AIM:
Edit the records below by replacing "spectral line" with "emission line" and repeat every line unchanged apart from that substitution, omitting the pictures from your answer.

(Items from a data source)
◇ ◇ ◇ ◇
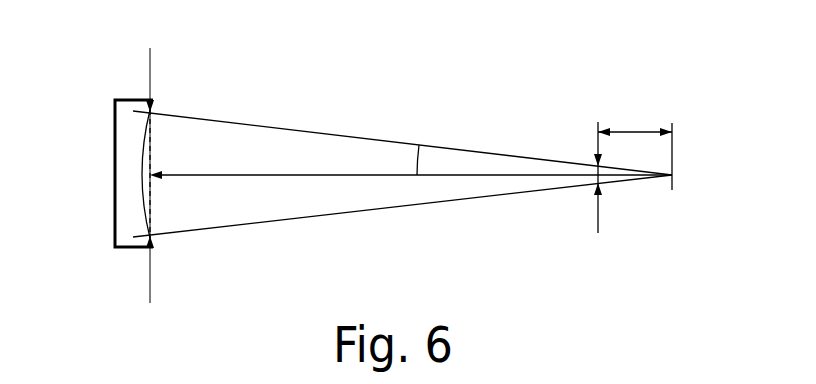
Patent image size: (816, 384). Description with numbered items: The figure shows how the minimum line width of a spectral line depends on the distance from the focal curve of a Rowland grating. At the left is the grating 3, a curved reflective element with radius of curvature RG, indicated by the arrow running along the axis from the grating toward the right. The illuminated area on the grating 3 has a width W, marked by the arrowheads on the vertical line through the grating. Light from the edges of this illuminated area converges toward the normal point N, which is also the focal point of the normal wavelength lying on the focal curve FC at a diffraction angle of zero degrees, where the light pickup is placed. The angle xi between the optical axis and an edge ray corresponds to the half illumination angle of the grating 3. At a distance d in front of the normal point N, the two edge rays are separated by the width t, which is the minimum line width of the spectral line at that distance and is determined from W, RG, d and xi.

The grating 3 is at (102, 133).
The width of illuminated area W is at (150, 162).
The radius of curvature RG is at (288, 158).
The normal point N is at (715, 157).
The minimum line width t is at (598, 192).
The distance from the focal curve d is at (635, 117).
The half illumination angle xi is at (433, 152).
◇ ◇ ◇ ◇
CORRECT OUTPUT:
Patent image size: (816, 384). Description with numbered items: The figure shows how the minimum line width of a emission line depends on the distance from the focal curve of a Rowland grating. At the left is the grating 3, a curved reflective element with radius of curvature RG, indicated by the arrow running along the axis from the grating toward the right. The illuminated area on the grating 3 has a width W, marked by the arrowheads on the vertical line through the grating. Light from the edges of this illuminated area converges toward the normal point N, which is also the focal point of the normal wavelength lying on the focal curve FC at a diffraction angle of zero degrees, where the light pickup is placed. The angle xi between the optical axis and an edge ray corresponds to the half illumination angle of the grating 3. At a distance d in front of the normal point N, the two edge rays are separated by the width t, which is the minimum line width of the emission line at that distance and is determined from W, RG, d and xi.

The grating 3 is at (102, 133).
The width of illuminated area W is at (150, 162).
The radius of curvature RG is at (288, 158).
The normal point N is at (715, 157).
The minimum line width t is at (598, 192).
The distance from the focal curve d is at (635, 117).
The half illumination angle xi is at (433, 152).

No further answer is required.